• [Exercise aim]: Print all of the entries exactly, minus the pictures.

• [Collection entries]:
=-=-=-=-=
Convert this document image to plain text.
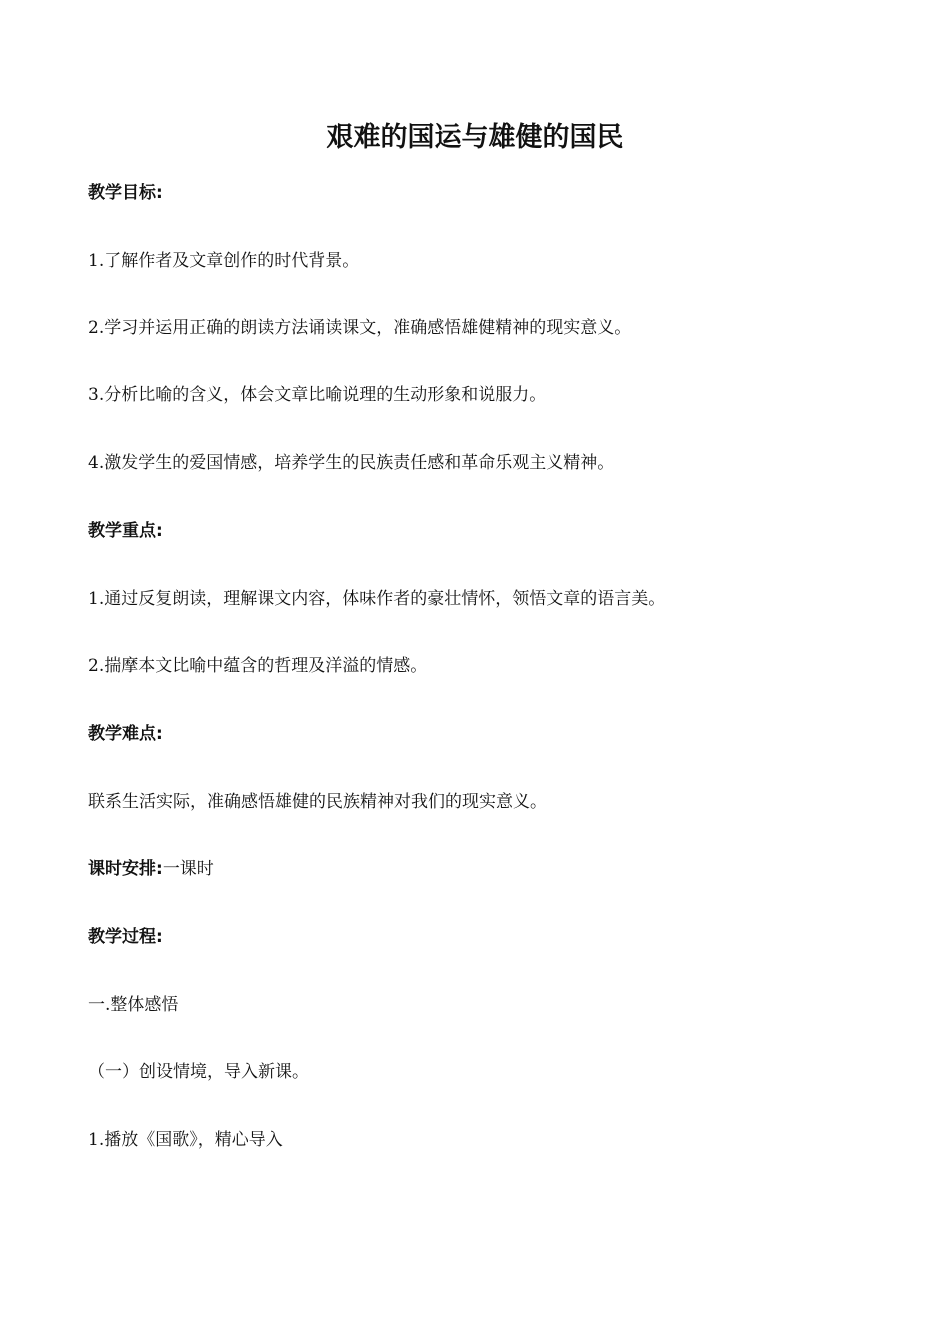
艰难的国运与雄健的国民

教学目标:

1.了解作者及文章创作的时代背景。

2.学习并运用正确的朗读方法诵读课文，准确感悟雄健精神的现实意义。

3.分析比喻的含义，体会文章比喻说理的生动形象和说服力。

4.激发学生的爱国情感，培养学生的民族责任感和革命乐观主义精神。

教学重点:

1.通过反复朗读，理解课文内容，体味作者的豪壮情怀，领悟文章的语言美。

2.揣摩本文比喻中蕴含的哲理及洋溢的情感。

教学难点:

联系生活实际，准确感悟雄健的民族精神对我们的现实意义。

课时安排:一课时

教学过程:

一.整体感悟

（一）创设情境，导入新课。

1.播放《国歌》，精心导入
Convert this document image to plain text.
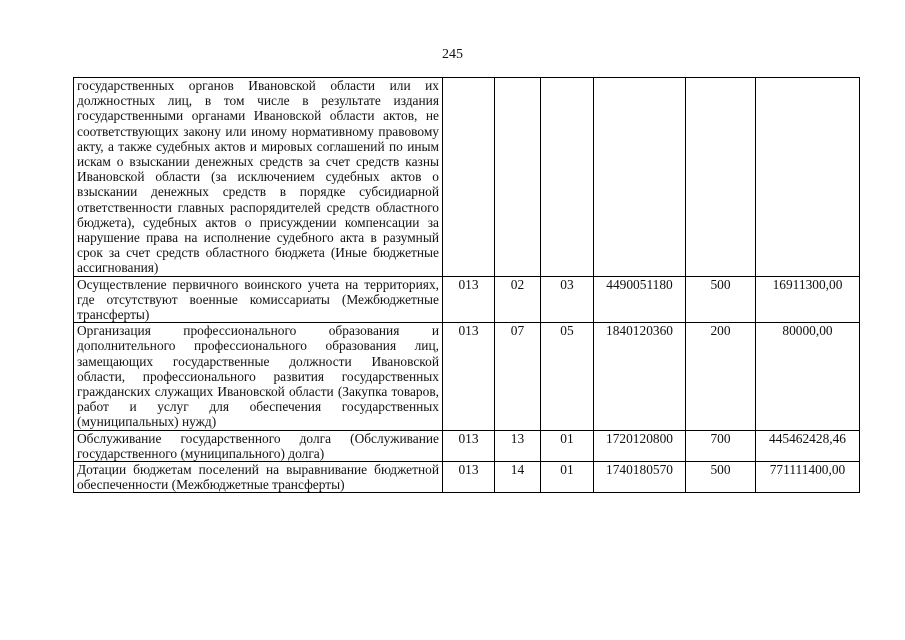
245
государственных органов Ивановской области или их должностных лиц, в том числе в результате издания государственными органами Ивановской области актов, не соответствующих закону или иному нормативному правовому акту, а также судебных актов и мировых соглашений по иным искам о взыскании денежных средств за счет средств казны Ивановской области (за исключением судебных актов о взыскании денежных средств в порядке субсидиарной ответственности главных распорядителей средств областного бюджета), судебных актов о присуждении компенсации за нарушение права на исполнение судебного акта в разумный срок за счет средств областного бюджета (Иные бюджетные ассигнования)						
Осуществление первичного воинского учета на территориях, где отсутствуют военные комиссариаты (Межбюджетные трансферты)	013	02	03	4490051180	500	16911300,00
Организация профессионального образования и дополнительного профессионального образования лиц, замещающих государственные должности Ивановской области, профессионального развития государственных гражданских служащих Ивановской области (Закупка товаров, работ и услуг для обеспечения государственных (муниципальных) нужд)	013	07	05	1840120360	200	80000,00
Обслуживание государственного долга (Обслуживание государственного (муниципального) долга)	013	13	01	1720120800	700	445462428,46
Дотации бюджетам поселений на выравнивание бюджетной обеспеченности (Межбюджетные трансферты)	013	14	01	1740180570	500	771111400,00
=-=-=-=-=
• [Response to the task]:
Convert this document image to plain text.
艰难的国运与雄健的国民

教学目标:

1.了解作者及文章创作的时代背景。

2.学习并运用正确的朗读方法诵读课文，准确感悟雄健精神的现实意义。

3.分析比喻的含义，体会文章比喻说理的生动形象和说服力。

4.激发学生的爱国情感，培养学生的民族责任感和革命乐观主义精神。

教学重点:

1.通过反复朗读，理解课文内容，体味作者的豪壮情怀，领悟文章的语言美。

2.揣摩本文比喻中蕴含的哲理及洋溢的情感。

教学难点:

联系生活实际，准确感悟雄健的民族精神对我们的现实意义。

课时安排:一课时

教学过程:

一.整体感悟

（一）创设情境，导入新课。

1.播放《国歌》，精心导入
Convert this document image to plain text.
245
государственных органов Ивановской области или их должностных лиц, в том числе в результате издания государственными органами Ивановской области актов, не соответствующих закону или иному нормативному правовому акту, а также судебных актов и мировых соглашений по иным искам о взыскании денежных средств за счет средств казны Ивановской области (за исключением судебных актов о взыскании денежных средств в порядке субсидиарной ответственности главных распорядителей средств областного бюджета), судебных актов о присуждении компенсации за нарушение права на исполнение судебного акта в разумный срок за счет средств областного бюджета (Иные бюджетные ассигнования)						
Осуществление первичного воинского учета на территориях, где отсутствуют военные комиссариаты (Межбюджетные трансферты)	013	02	03	4490051180	500	16911300,00
Организация профессионального образования и дополнительного профессионального образования лиц, замещающих государственные должности Ивановской области, профессионального развития государственных гражданских служащих Ивановской области (Закупка товаров, работ и услуг для обеспечения государственных (муниципальных) нужд)	013	07	05	1840120360	200	80000,00
Обслуживание государственного долга (Обслуживание государственного (муниципального) долга)	013	13	01	1720120800	700	445462428,46
Дотации бюджетам поселений на выравнивание бюджетной обеспеченности (Межбюджетные трансферты)	013	14	01	1740180570	500	771111400,00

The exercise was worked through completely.